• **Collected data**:
◆ ◆ ◆ ◆ ◆ ◆ ◆

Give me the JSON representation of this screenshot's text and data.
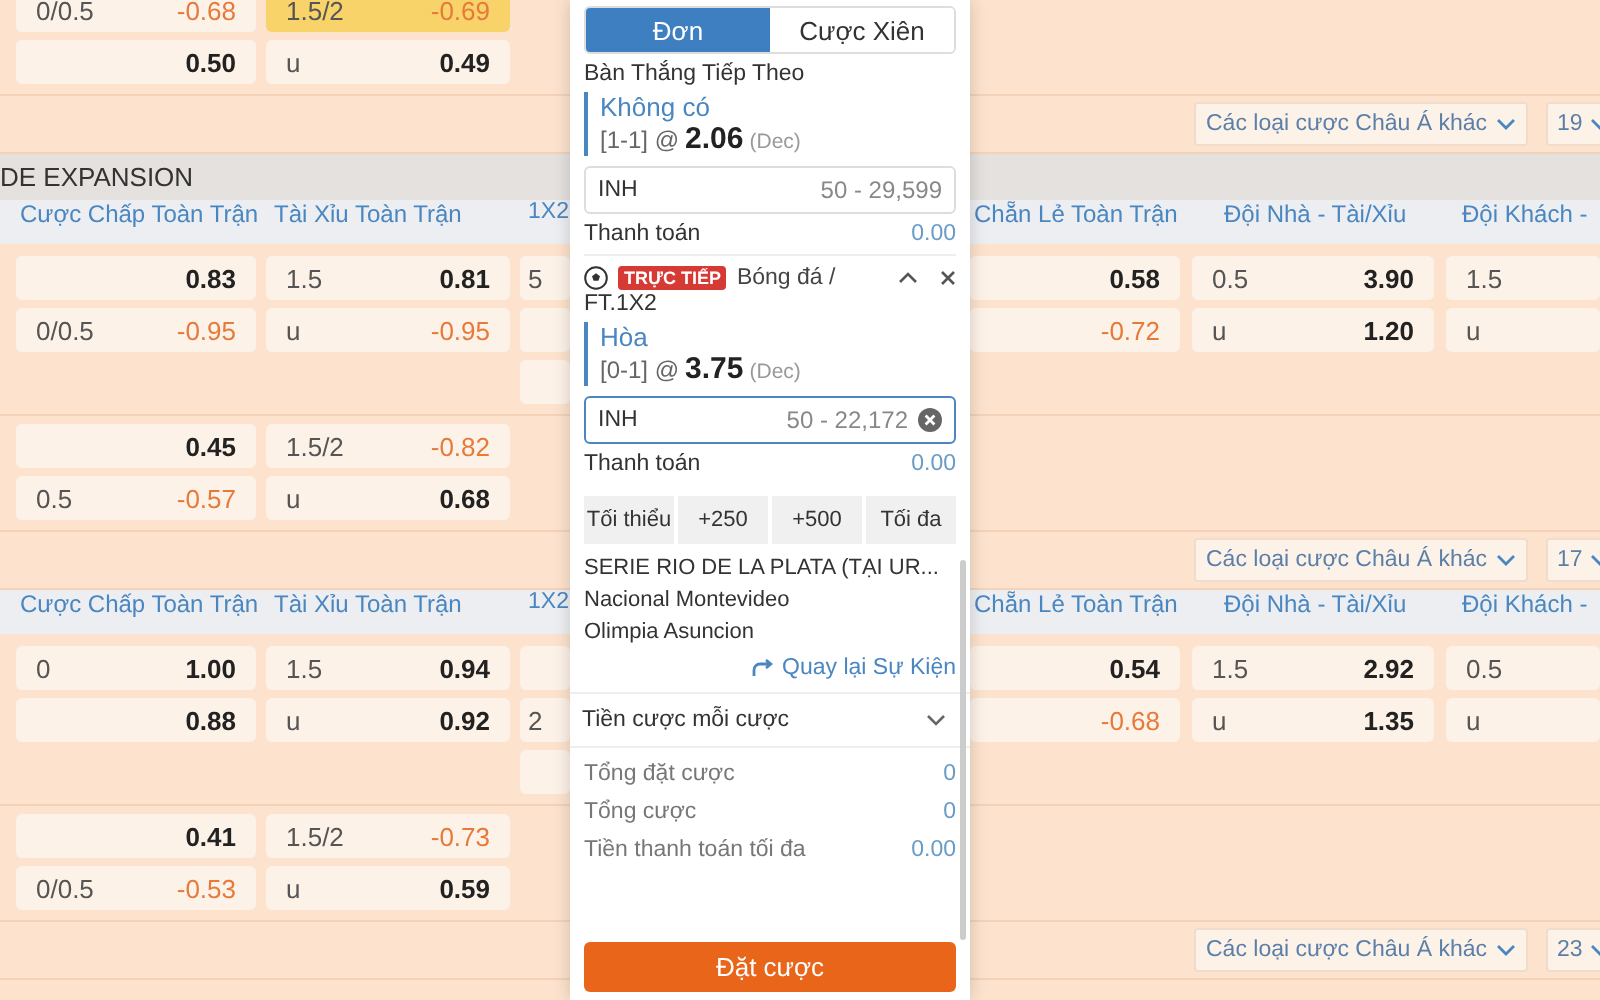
{
  "blocks": [
    {
      "kind": "match",
      "rows": [
        {
          "left": [
            {
              "line": "0/0.5",
              "odds": "-0.68",
              "negative": true,
              "selected": false
            },
            {
              "line": "1.5/2",
              "odds": "-0.69",
              "negative": true,
              "selected": true
            }
          ],
          "right": []
        },
        {
          "left": [
            {
              "odds": "0.50",
              "negative": false,
              "selected": false
            },
            {
              "line": "u",
              "odds": "0.49",
              "negative": false,
              "selected": false
            }
          ],
          "right": []
        }
      ]
    },
    {
      "kind": "toolbar",
      "filter": "Các loại cược Châu Á khác",
      "count": "19"
    },
    {
      "kind": "league",
      "name": "DE EXPANSION"
    },
    {
      "kind": "headers",
      "left": [
        "Cược Chấp Toàn Trận",
        "Tài Xỉu Toàn Trận",
        "1X2"
      ],
      "right": [
        "Chẵn Lẻ Toàn Trận",
        "Đội Nhà - Tài/Xỉu",
        "Đội Khách -"
      ]
    },
    {
      "kind": "match",
      "rows": [
        {
          "left": [
            {
              "odds": "0.83",
              "negative": false,
              "selected": false
            },
            {
              "line": "1.5",
              "odds": "0.81",
              "negative": false,
              "selected": false
            },
            {
              "line": "5",
              "selected": false
            }
          ],
          "right": [
            {
              "odds": "0.58",
              "negative": false,
              "selected": false
            },
            {
              "line": "0.5",
              "odds": "3.90",
              "negative": false,
              "selected": false
            },
            {
              "line": "1.5",
              "selected": false
            }
          ]
        },
        {
          "left": [
            {
              "line": "0/0.5",
              "odds": "-0.95",
              "negative": true,
              "selected": false
            },
            {
              "line": "u",
              "odds": "-0.95",
              "negative": true,
              "selected": false
            },
            {
              "selected": false
            }
          ],
          "right": [
            {
              "odds": "-0.72",
              "negative": true,
              "selected": false
            },
            {
              "line": "u",
              "odds": "1.20",
              "negative": false,
              "selected": false
            },
            {
              "line": "u",
              "selected": false
            }
          ]
        },
        {
          "extra": true,
          "left": [
            {
              "selected": false
            }
          ],
          "right": []
        }
      ]
    },
    {
      "kind": "match",
      "rows": [
        {
          "left": [
            {
              "odds": "0.45",
              "negative": false,
              "selected": false
            },
            {
              "line": "1.5/2",
              "odds": "-0.82",
              "negative": true,
              "selected": false
            }
          ],
          "right": []
        },
        {
          "left": [
            {
              "line": "0.5",
              "odds": "-0.57",
              "negative": true,
              "selected": false
            },
            {
              "line": "u",
              "odds": "0.68",
              "negative": false,
              "selected": false
            }
          ],
          "right": []
        }
      ]
    },
    {
      "kind": "toolbar",
      "filter": "Các loại cược Châu Á khác",
      "count": "17"
    },
    {
      "kind": "headers",
      "left": [
        "Cược Chấp Toàn Trận",
        "Tài Xỉu Toàn Trận",
        "1X2"
      ],
      "right": [
        "Chẵn Lẻ Toàn Trận",
        "Đội Nhà - Tài/Xỉu",
        "Đội Khách -"
      ]
    },
    {
      "kind": "match",
      "rows": [
        {
          "left": [
            {
              "line": "0",
              "odds": "1.00",
              "negative": false,
              "selected": false
            },
            {
              "line": "1.5",
              "odds": "0.94",
              "negative": false,
              "selected": false
            },
            {
              "selected": false
            }
          ],
          "right": [
            {
              "odds": "0.54",
              "negative": false,
              "selected": false
            },
            {
              "line": "1.5",
              "odds": "2.92",
              "negative": false,
              "selected": false
            },
            {
              "line": "0.5",
              "selected": false
            }
          ]
        },
        {
          "left": [
            {
              "odds": "0.88",
              "negative": false,
              "selected": false
            },
            {
              "line": "u",
              "odds": "0.92",
              "negative": false,
              "selected": false
            },
            {
              "line": "2",
              "selected": false
            }
          ],
          "right": [
            {
              "odds": "-0.68",
              "negative": true,
              "selected": false
            },
            {
              "line": "u",
              "odds": "1.35",
              "negative": false,
              "selected": false
            },
            {
              "line": "u",
              "selected": false
            }
          ]
        },
        {
          "extra": true,
          "left": [
            {
              "selected": false
            }
          ],
          "right": []
        }
      ]
    },
    {
      "kind": "match",
      "rows": [
        {
          "left": [
            {
              "odds": "0.41",
              "negative": false,
              "selected": false
            },
            {
              "line": "1.5/2",
              "odds": "-0.73",
              "negative": true,
              "selected": false
            }
          ],
          "right": []
        },
        {
          "left": [
            {
              "line": "0/0.5",
              "odds": "-0.53",
              "negative": true,
              "selected": false
            },
            {
              "line": "u",
              "odds": "0.59",
              "negative": false,
              "selected": false
            }
          ],
          "right": []
        }
      ]
    },
    {
      "kind": "toolbar",
      "filter": "Các loại cược Châu Á khác",
      "count": "23"
    }
  ],
  "slip": {
    "tabs": [
      {
        "label": "Đơn",
        "selected": true
      },
      {
        "label": "Cược Xiên",
        "selected": false
      }
    ],
    "bets": [
      {
        "market": "Bàn Thắng Tiếp Theo",
        "selection": "Không có",
        "score": "[1-1] @",
        "odds": "2.06",
        "format": "(Dec)",
        "stake": {
          "currency": "INH",
          "placeholder": "50 - 29,599",
          "focused": false
        },
        "payout_label": "Thanh toán",
        "payout": "0.00"
      },
      {
        "live_badge": "TRỰC TIẾP",
        "sport": "Bóng đá /",
        "market": "FT.1X2",
        "selection": "Hòa",
        "score": "[0-1] @",
        "odds": "3.75",
        "format": "(Dec)",
        "stake": {
          "currency": "INH",
          "placeholder": "50 - 22,172",
          "focused": true
        },
        "payout_label": "Thanh toán",
        "payout": "0.00"
      }
    ],
    "quick_stakes": [
      "Tối thiểu",
      "+250",
      "+500",
      "Tối đa"
    ],
    "event": {
      "league": "SERIE RIO DE LA PLATA (TẠI UR...",
      "home": "Nacional Montevideo",
      "away": "Olimpia Asuncion"
    },
    "back_link": "Quay lại Sự Kiện",
    "stake_mode": "Tiền cược mỗi cược",
    "summary": [
      {
        "label": "Tổng đặt cược",
        "value": "0"
      },
      {
        "label": "Tổng cược",
        "value": "0"
      },
      {
        "label": "Tiền thanh toán tối đa",
        "value": "0.00"
      }
    ],
    "submit": "Đặt cược"
  }
}
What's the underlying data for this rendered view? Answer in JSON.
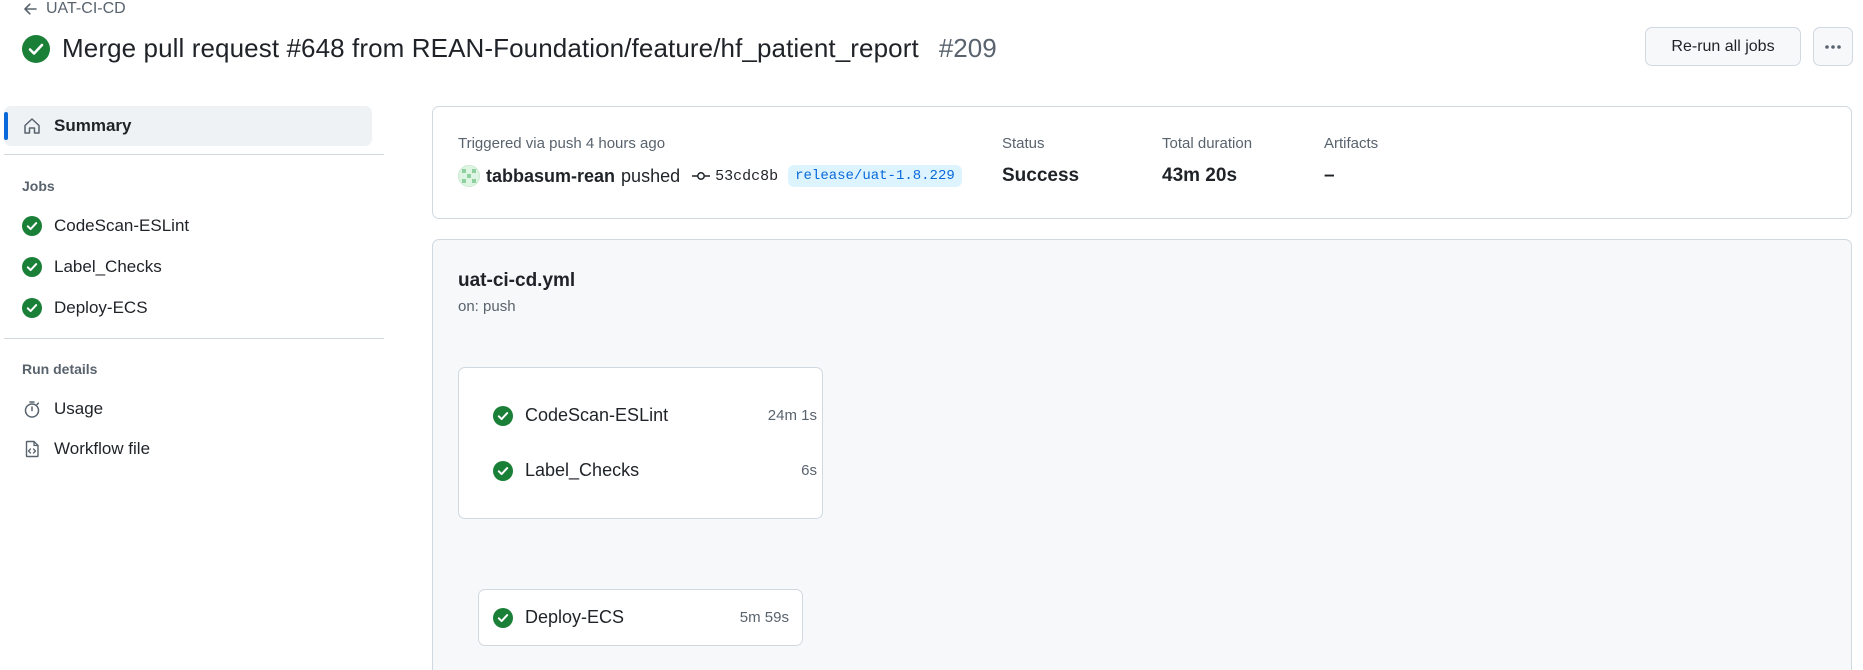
{
  "header": {
    "back_label": "UAT-CI-CD",
    "title": "Merge pull request #648 from REAN-Foundation/feature/hf_patient_report",
    "run_number": "#209",
    "rerun_label": "Re-run all jobs",
    "more_icon": "kebab-horizontal-icon"
  },
  "sidebar": {
    "summary_label": "Summary",
    "jobs_heading": "Jobs",
    "jobs": [
      {
        "label": "CodeScan-ESLint",
        "status": "success"
      },
      {
        "label": "Label_Checks",
        "status": "success"
      },
      {
        "label": "Deploy-ECS",
        "status": "success"
      }
    ],
    "run_details_heading": "Run details",
    "details": [
      {
        "label": "Usage",
        "icon": "stopwatch-icon"
      },
      {
        "label": "Workflow file",
        "icon": "file-code-icon"
      }
    ]
  },
  "summary": {
    "triggered_label": "Triggered via push 4 hours ago",
    "actor": "tabbasum-rean",
    "action": "pushed",
    "commit": "53cdc8b",
    "branch": "release/uat-1.8.229",
    "status_label": "Status",
    "status_value": "Success",
    "duration_label": "Total duration",
    "duration_value": "43m 20s",
    "artifacts_label": "Artifacts",
    "artifacts_value": "–"
  },
  "workflow": {
    "file": "uat-ci-cd.yml",
    "trigger": "on: push",
    "group_jobs": [
      {
        "label": "CodeScan-ESLint",
        "duration": "24m 1s"
      },
      {
        "label": "Label_Checks",
        "duration": "6s"
      }
    ],
    "deploy_job": {
      "label": "Deploy-ECS",
      "duration": "5m 59s"
    }
  },
  "colors": {
    "success": "#1a7f37",
    "accent": "#0969da",
    "muted": "#59636e",
    "border": "#d1d9e0"
  }
}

◆ ◆ ◆ ◆ ◆ ◆ ◆

• **Your task**: Leave out all pictures and retype precisely the lines that run from the line containing "What's the underlying" to the last line of the records.

• **Expected answer**:
What's the underlying data for this rendered view? Answer in JSON.
{
  "header": {
    "back_label": "UAT-CI-CD",
    "title": "Merge pull request #648 from REAN-Foundation/feature/hf_patient_report",
    "run_number": "#209",
    "rerun_label": "Re-run all jobs",
    "more_icon": "kebab-horizontal-icon"
  },
  "sidebar": {
    "summary_label": "Summary",
    "jobs_heading": "Jobs",
    "jobs": [
      {
        "label": "CodeScan-ESLint",
        "status": "success"
      },
      {
        "label": "Label_Checks",
        "status": "success"
      },
      {
        "label": "Deploy-ECS",
        "status": "success"
      }
    ],
    "run_details_heading": "Run details",
    "details": [
      {
        "label": "Usage",
        "icon": "stopwatch-icon"
      },
      {
        "label": "Workflow file",
        "icon": "file-code-icon"
      }
    ]
  },
  "summary": {
    "triggered_label": "Triggered via push 4 hours ago",
    "actor": "tabbasum-rean",
    "action": "pushed",
    "commit": "53cdc8b",
    "branch": "release/uat-1.8.229",
    "status_label": "Status",
    "status_value": "Success",
    "duration_label": "Total duration",
    "duration_value": "43m 20s",
    "artifacts_label": "Artifacts",
    "artifacts_value": "–"
  },
  "workflow": {
    "file": "uat-ci-cd.yml",
    "trigger": "on: push",
    "group_jobs": [
      {
        "label": "CodeScan-ESLint",
        "duration": "24m 1s"
      },
      {
        "label": "Label_Checks",
        "duration": "6s"
      }
    ],
    "deploy_job": {
      "label": "Deploy-ECS",
      "duration": "5m 59s"
    }
  },
  "colors": {
    "success": "#1a7f37",
    "accent": "#0969da",
    "muted": "#59636e",
    "border": "#d1d9e0"
  }
}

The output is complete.